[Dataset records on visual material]
· · · ·
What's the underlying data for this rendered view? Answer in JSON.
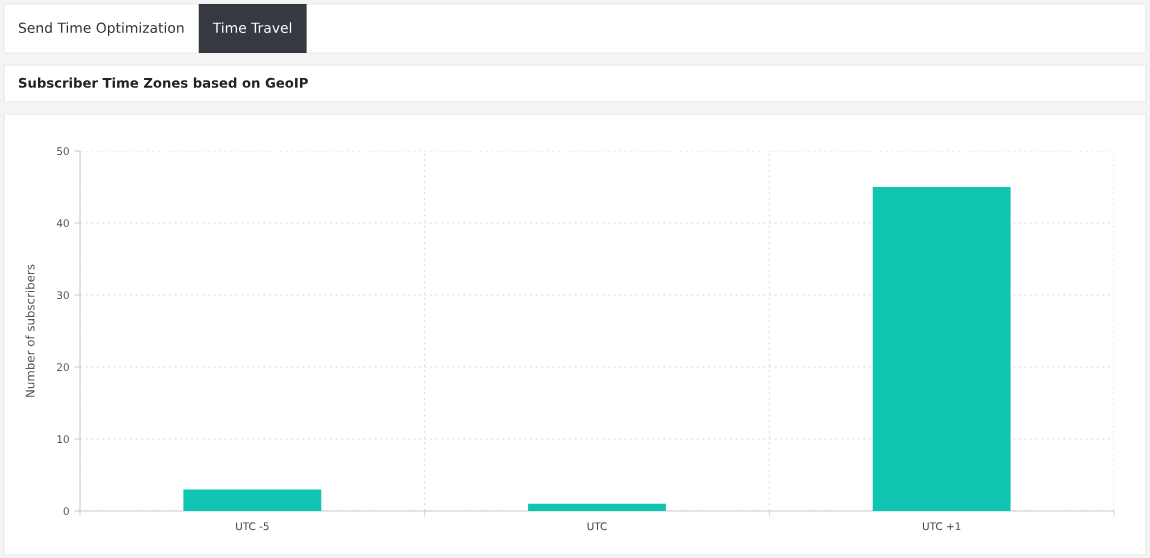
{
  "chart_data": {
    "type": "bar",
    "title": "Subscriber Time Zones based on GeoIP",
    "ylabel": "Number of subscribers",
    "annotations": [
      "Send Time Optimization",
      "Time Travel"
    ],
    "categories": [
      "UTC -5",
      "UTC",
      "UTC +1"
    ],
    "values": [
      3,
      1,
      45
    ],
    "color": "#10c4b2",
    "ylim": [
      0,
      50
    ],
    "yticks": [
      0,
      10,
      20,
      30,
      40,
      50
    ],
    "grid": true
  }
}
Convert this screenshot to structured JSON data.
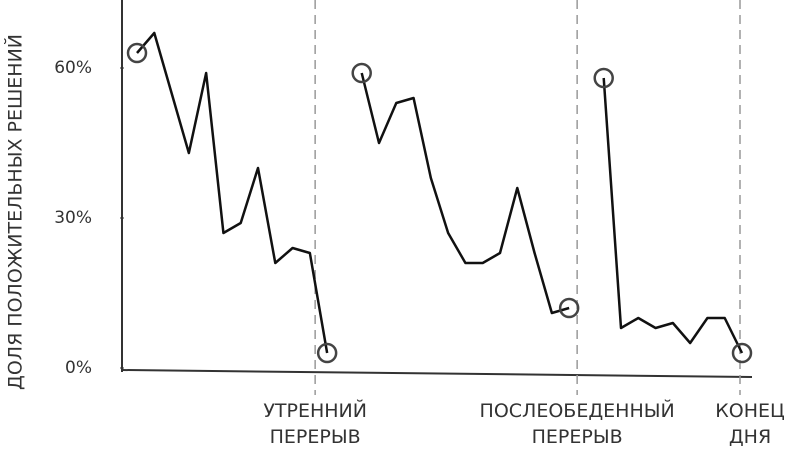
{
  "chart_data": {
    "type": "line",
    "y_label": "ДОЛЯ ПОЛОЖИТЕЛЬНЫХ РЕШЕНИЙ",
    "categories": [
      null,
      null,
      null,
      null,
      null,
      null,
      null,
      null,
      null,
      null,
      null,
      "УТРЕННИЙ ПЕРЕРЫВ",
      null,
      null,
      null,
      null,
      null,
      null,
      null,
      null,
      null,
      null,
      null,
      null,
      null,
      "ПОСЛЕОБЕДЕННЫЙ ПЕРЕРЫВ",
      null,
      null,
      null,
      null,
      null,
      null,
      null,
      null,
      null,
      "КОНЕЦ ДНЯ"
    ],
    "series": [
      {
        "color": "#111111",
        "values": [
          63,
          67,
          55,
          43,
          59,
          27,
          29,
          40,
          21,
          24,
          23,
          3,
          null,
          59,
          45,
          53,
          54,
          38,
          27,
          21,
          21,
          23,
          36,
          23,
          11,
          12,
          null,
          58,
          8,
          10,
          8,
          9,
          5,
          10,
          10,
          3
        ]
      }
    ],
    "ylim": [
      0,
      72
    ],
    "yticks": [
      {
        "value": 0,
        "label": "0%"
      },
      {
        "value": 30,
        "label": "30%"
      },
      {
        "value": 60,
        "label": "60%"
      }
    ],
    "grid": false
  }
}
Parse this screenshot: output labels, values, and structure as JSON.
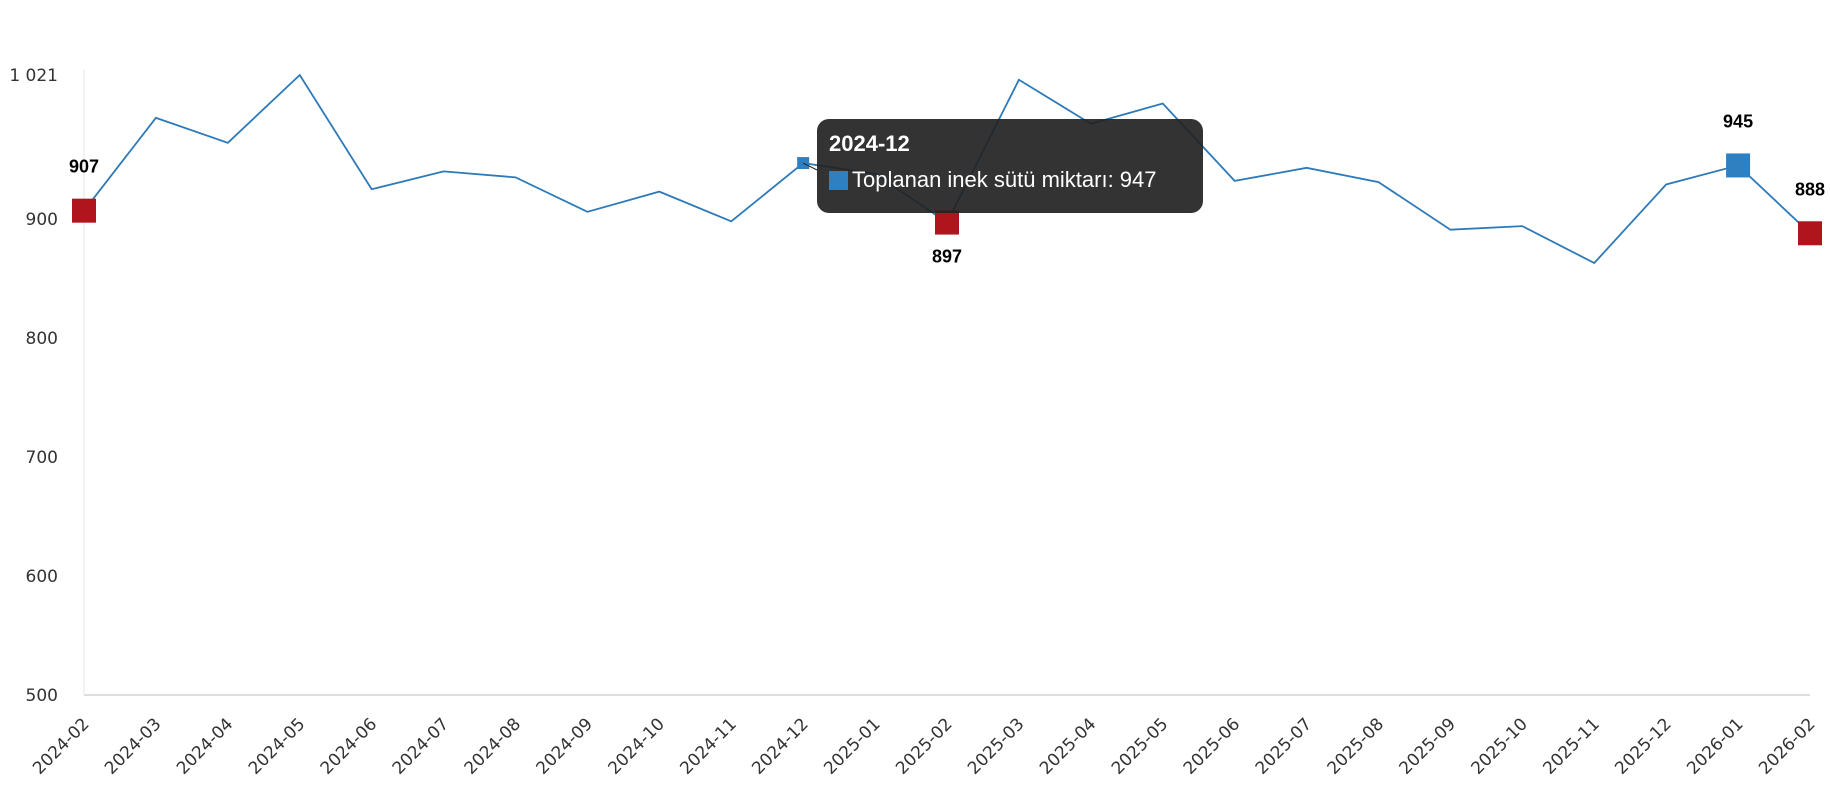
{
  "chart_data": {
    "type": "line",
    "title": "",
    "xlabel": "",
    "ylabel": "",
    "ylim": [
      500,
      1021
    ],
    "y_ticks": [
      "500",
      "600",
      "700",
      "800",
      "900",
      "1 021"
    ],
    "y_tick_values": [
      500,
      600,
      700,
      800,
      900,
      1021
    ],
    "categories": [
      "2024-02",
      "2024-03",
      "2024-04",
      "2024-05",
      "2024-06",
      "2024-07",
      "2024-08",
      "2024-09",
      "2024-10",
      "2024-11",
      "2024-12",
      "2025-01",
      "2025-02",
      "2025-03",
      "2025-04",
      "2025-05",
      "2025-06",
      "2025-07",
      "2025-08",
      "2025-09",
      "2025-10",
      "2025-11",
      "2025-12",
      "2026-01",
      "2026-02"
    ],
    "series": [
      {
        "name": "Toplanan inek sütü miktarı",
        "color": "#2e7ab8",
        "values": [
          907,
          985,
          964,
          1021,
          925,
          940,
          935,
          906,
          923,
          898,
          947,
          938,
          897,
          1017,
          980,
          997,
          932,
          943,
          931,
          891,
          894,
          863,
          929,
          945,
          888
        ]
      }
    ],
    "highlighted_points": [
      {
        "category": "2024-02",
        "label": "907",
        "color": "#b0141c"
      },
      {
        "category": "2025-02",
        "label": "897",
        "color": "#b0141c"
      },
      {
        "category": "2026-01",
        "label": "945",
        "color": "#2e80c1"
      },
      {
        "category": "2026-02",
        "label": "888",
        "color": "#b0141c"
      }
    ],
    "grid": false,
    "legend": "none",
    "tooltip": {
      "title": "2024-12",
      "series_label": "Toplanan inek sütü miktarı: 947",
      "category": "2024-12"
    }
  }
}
· · · ·
GIVEN EXERCISE: Where a line in the entries holds the word "miktarı", copy that line.

EXERCISE RESPONSE:
        "name": "Toplanan inek sütü miktarı",
      "series_label": "Toplanan inek sütü miktarı: 947",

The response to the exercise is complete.